> _Task objective_
Print all the records exactly, please.

::::::::::

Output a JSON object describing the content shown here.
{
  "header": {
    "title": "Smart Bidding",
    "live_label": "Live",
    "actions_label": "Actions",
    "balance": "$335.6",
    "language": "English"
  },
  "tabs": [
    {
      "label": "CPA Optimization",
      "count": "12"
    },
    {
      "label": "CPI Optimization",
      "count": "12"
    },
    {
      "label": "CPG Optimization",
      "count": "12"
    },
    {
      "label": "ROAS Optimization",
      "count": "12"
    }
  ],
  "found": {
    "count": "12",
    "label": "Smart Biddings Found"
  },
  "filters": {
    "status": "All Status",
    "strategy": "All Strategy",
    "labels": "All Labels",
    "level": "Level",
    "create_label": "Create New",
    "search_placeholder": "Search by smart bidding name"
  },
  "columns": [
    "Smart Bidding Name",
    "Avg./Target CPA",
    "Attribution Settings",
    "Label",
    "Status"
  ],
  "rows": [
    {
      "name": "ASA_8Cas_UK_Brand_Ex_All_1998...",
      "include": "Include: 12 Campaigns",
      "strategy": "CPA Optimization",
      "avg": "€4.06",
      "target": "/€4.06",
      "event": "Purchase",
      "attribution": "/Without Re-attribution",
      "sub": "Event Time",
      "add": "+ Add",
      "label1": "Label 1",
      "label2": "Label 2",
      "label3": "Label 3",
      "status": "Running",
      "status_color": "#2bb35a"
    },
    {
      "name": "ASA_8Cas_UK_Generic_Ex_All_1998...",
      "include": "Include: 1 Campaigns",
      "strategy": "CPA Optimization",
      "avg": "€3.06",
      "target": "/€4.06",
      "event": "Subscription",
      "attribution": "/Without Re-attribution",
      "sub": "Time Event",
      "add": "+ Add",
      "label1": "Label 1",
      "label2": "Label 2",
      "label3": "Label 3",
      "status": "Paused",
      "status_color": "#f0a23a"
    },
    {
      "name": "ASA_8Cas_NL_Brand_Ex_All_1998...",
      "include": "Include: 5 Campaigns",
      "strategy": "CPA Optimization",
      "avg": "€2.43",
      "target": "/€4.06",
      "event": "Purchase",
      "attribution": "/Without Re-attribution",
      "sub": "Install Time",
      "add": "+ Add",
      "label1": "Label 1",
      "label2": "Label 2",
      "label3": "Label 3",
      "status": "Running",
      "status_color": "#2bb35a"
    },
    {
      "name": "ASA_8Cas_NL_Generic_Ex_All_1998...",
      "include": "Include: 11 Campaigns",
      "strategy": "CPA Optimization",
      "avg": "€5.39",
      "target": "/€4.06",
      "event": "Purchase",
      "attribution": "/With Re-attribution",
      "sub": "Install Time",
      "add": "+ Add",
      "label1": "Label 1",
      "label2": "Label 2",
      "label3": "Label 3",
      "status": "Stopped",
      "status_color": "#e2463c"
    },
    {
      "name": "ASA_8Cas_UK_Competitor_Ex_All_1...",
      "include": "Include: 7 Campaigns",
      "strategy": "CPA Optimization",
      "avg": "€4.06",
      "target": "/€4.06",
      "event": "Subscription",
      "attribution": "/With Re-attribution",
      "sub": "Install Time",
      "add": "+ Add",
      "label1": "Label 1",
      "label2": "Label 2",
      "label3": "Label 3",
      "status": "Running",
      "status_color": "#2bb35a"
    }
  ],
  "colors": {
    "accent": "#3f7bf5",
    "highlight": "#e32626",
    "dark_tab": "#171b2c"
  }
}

::::::::::

> _Exercise answer_
Output a JSON object describing the content shown here.
{
  "header": {
    "title": "Smart Bidding",
    "live_label": "Live",
    "actions_label": "Actions",
    "balance": "$335.6",
    "language": "English"
  },
  "tabs": [
    {
      "label": "CPA Optimization",
      "count": "12"
    },
    {
      "label": "CPI Optimization",
      "count": "12"
    },
    {
      "label": "CPG Optimization",
      "count": "12"
    },
    {
      "label": "ROAS Optimization",
      "count": "12"
    }
  ],
  "found": {
    "count": "12",
    "label": "Smart Biddings Found"
  },
  "filters": {
    "status": "All Status",
    "strategy": "All Strategy",
    "labels": "All Labels",
    "level": "Level",
    "create_label": "Create New",
    "search_placeholder": "Search by smart bidding name"
  },
  "columns": [
    "Smart Bidding Name",
    "Avg./Target CPA",
    "Attribution Settings",
    "Label",
    "Status"
  ],
  "rows": [
    {
      "name": "ASA_8Cas_UK_Brand_Ex_All_1998...",
      "include": "Include: 12 Campaigns",
      "strategy": "CPA Optimization",
      "avg": "€4.06",
      "target": "/€4.06",
      "event": "Purchase",
      "attribution": "/Without Re-attribution",
      "sub": "Event Time",
      "add": "+ Add",
      "label1": "Label 1",
      "label2": "Label 2",
      "label3": "Label 3",
      "status": "Running",
      "status_color": "#2bb35a"
    },
    {
      "name": "ASA_8Cas_UK_Generic_Ex_All_1998...",
      "include": "Include: 1 Campaigns",
      "strategy": "CPA Optimization",
      "avg": "€3.06",
      "target": "/€4.06",
      "event": "Subscription",
      "attribution": "/Without Re-attribution",
      "sub": "Time Event",
      "add": "+ Add",
      "label1": "Label 1",
      "label2": "Label 2",
      "label3": "Label 3",
      "status": "Paused",
      "status_color": "#f0a23a"
    },
    {
      "name": "ASA_8Cas_NL_Brand_Ex_All_1998...",
      "include": "Include: 5 Campaigns",
      "strategy": "CPA Optimization",
      "avg": "€2.43",
      "target": "/€4.06",
      "event": "Purchase",
      "attribution": "/Without Re-attribution",
      "sub": "Install Time",
      "add": "+ Add",
      "label1": "Label 1",
      "label2": "Label 2",
      "label3": "Label 3",
      "status": "Running",
      "status_color": "#2bb35a"
    },
    {
      "name": "ASA_8Cas_NL_Generic_Ex_All_1998...",
      "include": "Include: 11 Campaigns",
      "strategy": "CPA Optimization",
      "avg": "€5.39",
      "target": "/€4.06",
      "event": "Purchase",
      "attribution": "/With Re-attribution",
      "sub": "Install Time",
      "add": "+ Add",
      "label1": "Label 1",
      "label2": "Label 2",
      "label3": "Label 3",
      "status": "Stopped",
      "status_color": "#e2463c"
    },
    {
      "name": "ASA_8Cas_UK_Competitor_Ex_All_1...",
      "include": "Include: 7 Campaigns",
      "strategy": "CPA Optimization",
      "avg": "€4.06",
      "target": "/€4.06",
      "event": "Subscription",
      "attribution": "/With Re-attribution",
      "sub": "Install Time",
      "add": "+ Add",
      "label1": "Label 1",
      "label2": "Label 2",
      "label3": "Label 3",
      "status": "Running",
      "status_color": "#2bb35a"
    }
  ],
  "colors": {
    "accent": "#3f7bf5",
    "highlight": "#e32626",
    "dark_tab": "#171b2c"
  }
}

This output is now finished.